Records excerpted from a collection

** START **

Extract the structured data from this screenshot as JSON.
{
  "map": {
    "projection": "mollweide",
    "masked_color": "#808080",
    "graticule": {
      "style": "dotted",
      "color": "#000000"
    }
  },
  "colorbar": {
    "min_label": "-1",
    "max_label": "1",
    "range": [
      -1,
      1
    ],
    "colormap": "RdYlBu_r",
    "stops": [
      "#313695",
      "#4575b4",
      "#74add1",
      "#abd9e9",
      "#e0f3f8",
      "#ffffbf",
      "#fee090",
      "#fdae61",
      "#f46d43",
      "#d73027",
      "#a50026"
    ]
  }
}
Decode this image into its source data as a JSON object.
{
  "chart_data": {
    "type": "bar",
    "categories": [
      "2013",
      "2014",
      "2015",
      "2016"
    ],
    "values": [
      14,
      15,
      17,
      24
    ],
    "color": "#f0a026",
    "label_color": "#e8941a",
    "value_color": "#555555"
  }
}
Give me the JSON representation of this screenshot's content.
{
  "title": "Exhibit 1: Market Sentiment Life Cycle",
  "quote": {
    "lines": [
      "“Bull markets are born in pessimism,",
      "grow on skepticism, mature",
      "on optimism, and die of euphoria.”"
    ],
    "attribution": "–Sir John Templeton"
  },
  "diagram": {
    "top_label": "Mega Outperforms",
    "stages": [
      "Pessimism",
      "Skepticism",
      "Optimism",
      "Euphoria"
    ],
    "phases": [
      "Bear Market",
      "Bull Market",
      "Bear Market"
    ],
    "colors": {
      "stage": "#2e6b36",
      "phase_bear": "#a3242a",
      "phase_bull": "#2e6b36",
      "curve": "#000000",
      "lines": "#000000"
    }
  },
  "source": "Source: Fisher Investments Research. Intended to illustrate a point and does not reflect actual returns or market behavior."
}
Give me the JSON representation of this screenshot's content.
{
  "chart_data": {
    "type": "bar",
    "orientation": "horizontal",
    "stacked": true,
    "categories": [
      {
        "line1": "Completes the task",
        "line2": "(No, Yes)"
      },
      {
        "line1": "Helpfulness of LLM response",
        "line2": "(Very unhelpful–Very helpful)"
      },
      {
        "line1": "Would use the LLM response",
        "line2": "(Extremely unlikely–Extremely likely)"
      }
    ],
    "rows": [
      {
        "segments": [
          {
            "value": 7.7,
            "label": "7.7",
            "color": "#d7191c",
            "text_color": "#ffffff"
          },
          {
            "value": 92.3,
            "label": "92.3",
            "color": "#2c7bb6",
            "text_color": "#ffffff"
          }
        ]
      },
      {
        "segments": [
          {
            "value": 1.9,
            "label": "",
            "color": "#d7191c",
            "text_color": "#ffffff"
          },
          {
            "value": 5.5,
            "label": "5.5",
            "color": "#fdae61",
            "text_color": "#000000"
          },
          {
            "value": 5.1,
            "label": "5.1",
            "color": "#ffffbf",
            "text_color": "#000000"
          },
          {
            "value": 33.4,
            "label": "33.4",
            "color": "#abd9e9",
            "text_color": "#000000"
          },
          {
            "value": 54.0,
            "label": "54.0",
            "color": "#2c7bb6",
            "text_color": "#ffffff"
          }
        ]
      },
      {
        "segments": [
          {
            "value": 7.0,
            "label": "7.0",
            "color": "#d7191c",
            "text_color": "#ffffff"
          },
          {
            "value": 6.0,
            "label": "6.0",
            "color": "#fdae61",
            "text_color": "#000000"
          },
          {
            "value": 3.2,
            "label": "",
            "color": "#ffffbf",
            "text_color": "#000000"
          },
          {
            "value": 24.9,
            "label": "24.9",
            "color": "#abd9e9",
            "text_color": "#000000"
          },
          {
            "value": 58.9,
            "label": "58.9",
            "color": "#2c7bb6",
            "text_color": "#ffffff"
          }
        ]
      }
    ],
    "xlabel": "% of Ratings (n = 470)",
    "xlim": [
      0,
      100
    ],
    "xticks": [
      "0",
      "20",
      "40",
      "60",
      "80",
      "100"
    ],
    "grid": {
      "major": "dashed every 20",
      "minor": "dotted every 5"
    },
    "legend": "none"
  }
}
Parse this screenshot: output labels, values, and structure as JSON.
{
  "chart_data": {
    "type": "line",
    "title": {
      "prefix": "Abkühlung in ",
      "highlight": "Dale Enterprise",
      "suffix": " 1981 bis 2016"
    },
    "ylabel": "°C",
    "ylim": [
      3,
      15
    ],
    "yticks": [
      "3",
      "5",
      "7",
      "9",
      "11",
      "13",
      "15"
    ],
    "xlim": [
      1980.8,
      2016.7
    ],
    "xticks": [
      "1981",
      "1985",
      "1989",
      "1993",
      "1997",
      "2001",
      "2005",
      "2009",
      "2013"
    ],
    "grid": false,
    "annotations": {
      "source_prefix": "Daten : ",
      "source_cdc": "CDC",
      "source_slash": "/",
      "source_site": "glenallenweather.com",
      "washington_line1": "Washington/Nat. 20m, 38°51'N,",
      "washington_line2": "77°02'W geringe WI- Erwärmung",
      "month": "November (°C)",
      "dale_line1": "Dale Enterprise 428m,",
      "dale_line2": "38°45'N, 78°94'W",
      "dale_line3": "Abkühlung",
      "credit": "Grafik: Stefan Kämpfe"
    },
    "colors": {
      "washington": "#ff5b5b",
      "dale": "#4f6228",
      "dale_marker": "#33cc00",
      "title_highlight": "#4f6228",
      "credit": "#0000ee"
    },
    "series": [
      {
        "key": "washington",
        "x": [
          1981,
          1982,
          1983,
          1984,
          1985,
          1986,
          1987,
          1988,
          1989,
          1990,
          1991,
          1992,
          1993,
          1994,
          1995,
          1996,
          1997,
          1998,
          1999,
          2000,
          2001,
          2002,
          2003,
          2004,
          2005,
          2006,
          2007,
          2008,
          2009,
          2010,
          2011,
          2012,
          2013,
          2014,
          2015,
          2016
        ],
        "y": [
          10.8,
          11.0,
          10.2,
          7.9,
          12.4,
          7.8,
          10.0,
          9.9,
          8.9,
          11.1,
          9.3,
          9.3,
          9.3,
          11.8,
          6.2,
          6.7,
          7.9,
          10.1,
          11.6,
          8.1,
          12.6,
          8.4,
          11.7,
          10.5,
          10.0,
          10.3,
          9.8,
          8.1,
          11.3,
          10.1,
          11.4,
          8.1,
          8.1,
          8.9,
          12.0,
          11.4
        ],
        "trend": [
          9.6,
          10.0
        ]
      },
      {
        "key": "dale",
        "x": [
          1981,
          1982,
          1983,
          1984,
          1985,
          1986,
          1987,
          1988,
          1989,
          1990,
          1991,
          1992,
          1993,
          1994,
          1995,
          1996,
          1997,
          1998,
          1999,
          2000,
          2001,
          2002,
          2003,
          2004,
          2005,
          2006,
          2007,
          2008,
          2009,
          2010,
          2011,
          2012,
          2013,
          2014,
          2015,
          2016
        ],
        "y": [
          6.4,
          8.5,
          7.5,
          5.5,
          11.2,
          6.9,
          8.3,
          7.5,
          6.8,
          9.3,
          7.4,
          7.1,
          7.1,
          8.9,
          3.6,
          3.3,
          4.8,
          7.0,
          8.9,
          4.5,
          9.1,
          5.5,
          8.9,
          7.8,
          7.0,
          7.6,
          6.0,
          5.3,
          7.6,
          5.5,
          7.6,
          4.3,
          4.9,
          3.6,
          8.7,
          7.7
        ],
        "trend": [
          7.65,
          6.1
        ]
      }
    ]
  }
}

** END **

Reproduce each entry exactly, leaving out nothing.

Extract the structured data from this screenshot as JSON.
{
  "map": {
    "projection": "mollweide",
    "masked_color": "#808080",
    "graticule": {
      "style": "dotted",
      "color": "#000000"
    }
  },
  "colorbar": {
    "min_label": "-1",
    "max_label": "1",
    "range": [
      -1,
      1
    ],
    "colormap": "RdYlBu_r",
    "stops": [
      "#313695",
      "#4575b4",
      "#74add1",
      "#abd9e9",
      "#e0f3f8",
      "#ffffbf",
      "#fee090",
      "#fdae61",
      "#f46d43",
      "#d73027",
      "#a50026"
    ]
  }
}
Decode this image into its source data as a JSON object.
{
  "chart_data": {
    "type": "bar",
    "categories": [
      "2013",
      "2014",
      "2015",
      "2016"
    ],
    "values": [
      14,
      15,
      17,
      24
    ],
    "color": "#f0a026",
    "label_color": "#e8941a",
    "value_color": "#555555"
  }
}
Give me the JSON representation of this screenshot's content.
{
  "title": "Exhibit 1: Market Sentiment Life Cycle",
  "quote": {
    "lines": [
      "“Bull markets are born in pessimism,",
      "grow on skepticism, mature",
      "on optimism, and die of euphoria.”"
    ],
    "attribution": "–Sir John Templeton"
  },
  "diagram": {
    "top_label": "Mega Outperforms",
    "stages": [
      "Pessimism",
      "Skepticism",
      "Optimism",
      "Euphoria"
    ],
    "phases": [
      "Bear Market",
      "Bull Market",
      "Bear Market"
    ],
    "colors": {
      "stage": "#2e6b36",
      "phase_bear": "#a3242a",
      "phase_bull": "#2e6b36",
      "curve": "#000000",
      "lines": "#000000"
    }
  },
  "source": "Source: Fisher Investments Research. Intended to illustrate a point and does not reflect actual returns or market behavior."
}
Give me the JSON representation of this screenshot's content.
{
  "chart_data": {
    "type": "bar",
    "orientation": "horizontal",
    "stacked": true,
    "categories": [
      {
        "line1": "Completes the task",
        "line2": "(No, Yes)"
      },
      {
        "line1": "Helpfulness of LLM response",
        "line2": "(Very unhelpful–Very helpful)"
      },
      {
        "line1": "Would use the LLM response",
        "line2": "(Extremely unlikely–Extremely likely)"
      }
    ],
    "rows": [
      {
        "segments": [
          {
            "value": 7.7,
            "label": "7.7",
            "color": "#d7191c",
            "text_color": "#ffffff"
          },
          {
            "value": 92.3,
            "label": "92.3",
            "color": "#2c7bb6",
            "text_color": "#ffffff"
          }
        ]
      },
      {
        "segments": [
          {
            "value": 1.9,
            "label": "",
            "color": "#d7191c",
            "text_color": "#ffffff"
          },
          {
            "value": 5.5,
            "label": "5.5",
            "color": "#fdae61",
            "text_color": "#000000"
          },
          {
            "value": 5.1,
            "label": "5.1",
            "color": "#ffffbf",
            "text_color": "#000000"
          },
          {
            "value": 33.4,
            "label": "33.4",
            "color": "#abd9e9",
            "text_color": "#000000"
          },
          {
            "value": 54.0,
            "label": "54.0",
            "color": "#2c7bb6",
            "text_color": "#ffffff"
          }
        ]
      },
      {
        "segments": [
          {
            "value": 7.0,
            "label": "7.0",
            "color": "#d7191c",
            "text_color": "#ffffff"
          },
          {
            "value": 6.0,
            "label": "6.0",
            "color": "#fdae61",
            "text_color": "#000000"
          },
          {
            "value": 3.2,
            "label": "",
            "color": "#ffffbf",
            "text_color": "#000000"
          },
          {
            "value": 24.9,
            "label": "24.9",
            "color": "#abd9e9",
            "text_color": "#000000"
          },
          {
            "value": 58.9,
            "label": "58.9",
            "color": "#2c7bb6",
            "text_color": "#ffffff"
          }
        ]
      }
    ],
    "xlabel": "% of Ratings (n = 470)",
    "xlim": [
      0,
      100
    ],
    "xticks": [
      "0",
      "20",
      "40",
      "60",
      "80",
      "100"
    ],
    "grid": {
      "major": "dashed every 20",
      "minor": "dotted every 5"
    },
    "legend": "none"
  }
}
Parse this screenshot: output labels, values, and structure as JSON.
{
  "chart_data": {
    "type": "line",
    "title": {
      "prefix": "Abkühlung in ",
      "highlight": "Dale Enterprise",
      "suffix": " 1981 bis 2016"
    },
    "ylabel": "°C",
    "ylim": [
      3,
      15
    ],
    "yticks": [
      "3",
      "5",
      "7",
      "9",
      "11",
      "13",
      "15"
    ],
    "xlim": [
      1980.8,
      2016.7
    ],
    "xticks": [
      "1981",
      "1985",
      "1989",
      "1993",
      "1997",
      "2001",
      "2005",
      "2009",
      "2013"
    ],
    "grid": false,
    "annotations": {
      "source_prefix": "Daten : ",
      "source_cdc": "CDC",
      "source_slash": "/",
      "source_site": "glenallenweather.com",
      "washington_line1": "Washington/Nat. 20m, 38°51'N,",
      "washington_line2": "77°02'W geringe WI- Erwärmung",
      "month": "November (°C)",
      "dale_line1": "Dale Enterprise 428m,",
      "dale_line2": "38°45'N, 78°94'W",
      "dale_line3": "Abkühlung",
      "credit": "Grafik: Stefan Kämpfe"
    },
    "colors": {
      "washington": "#ff5b5b",
      "dale": "#4f6228",
      "dale_marker": "#33cc00",
      "title_highlight": "#4f6228",
      "credit": "#0000ee"
    },
    "series": [
      {
        "key": "washington",
        "x": [
          1981,
          1982,
          1983,
          1984,
          1985,
          1986,
          1987,
          1988,
          1989,
          1990,
          1991,
          1992,
          1993,
          1994,
          1995,
          1996,
          1997,
          1998,
          1999,
          2000,
          2001,
          2002,
          2003,
          2004,
          2005,
          2006,
          2007,
          2008,
          2009,
          2010,
          2011,
          2012,
          2013,
          2014,
          2015,
          2016
        ],
        "y": [
          10.8,
          11.0,
          10.2,
          7.9,
          12.4,
          7.8,
          10.0,
          9.9,
          8.9,
          11.1,
          9.3,
          9.3,
          9.3,
          11.8,
          6.2,
          6.7,
          7.9,
          10.1,
          11.6,
          8.1,
          12.6,
          8.4,
          11.7,
          10.5,
          10.0,
          10.3,
          9.8,
          8.1,
          11.3,
          10.1,
          11.4,
          8.1,
          8.1,
          8.9,
          12.0,
          11.4
        ],
        "trend": [
          9.6,
          10.0
        ]
      },
      {
        "key": "dale",
        "x": [
          1981,
          1982,
          1983,
          1984,
          1985,
          1986,
          1987,
          1988,
          1989,
          1990,
          1991,
          1992,
          1993,
          1994,
          1995,
          1996,
          1997,
          1998,
          1999,
          2000,
          2001,
          2002,
          2003,
          2004,
          2005,
          2006,
          2007,
          2008,
          2009,
          2010,
          2011,
          2012,
          2013,
          2014,
          2015,
          2016
        ],
        "y": [
          6.4,
          8.5,
          7.5,
          5.5,
          11.2,
          6.9,
          8.3,
          7.5,
          6.8,
          9.3,
          7.4,
          7.1,
          7.1,
          8.9,
          3.6,
          3.3,
          4.8,
          7.0,
          8.9,
          4.5,
          9.1,
          5.5,
          8.9,
          7.8,
          7.0,
          7.6,
          6.0,
          5.3,
          7.6,
          5.5,
          7.6,
          4.3,
          4.9,
          3.6,
          8.7,
          7.7
        ],
        "trend": [
          7.65,
          6.1
        ]
      }
    ]
  }
}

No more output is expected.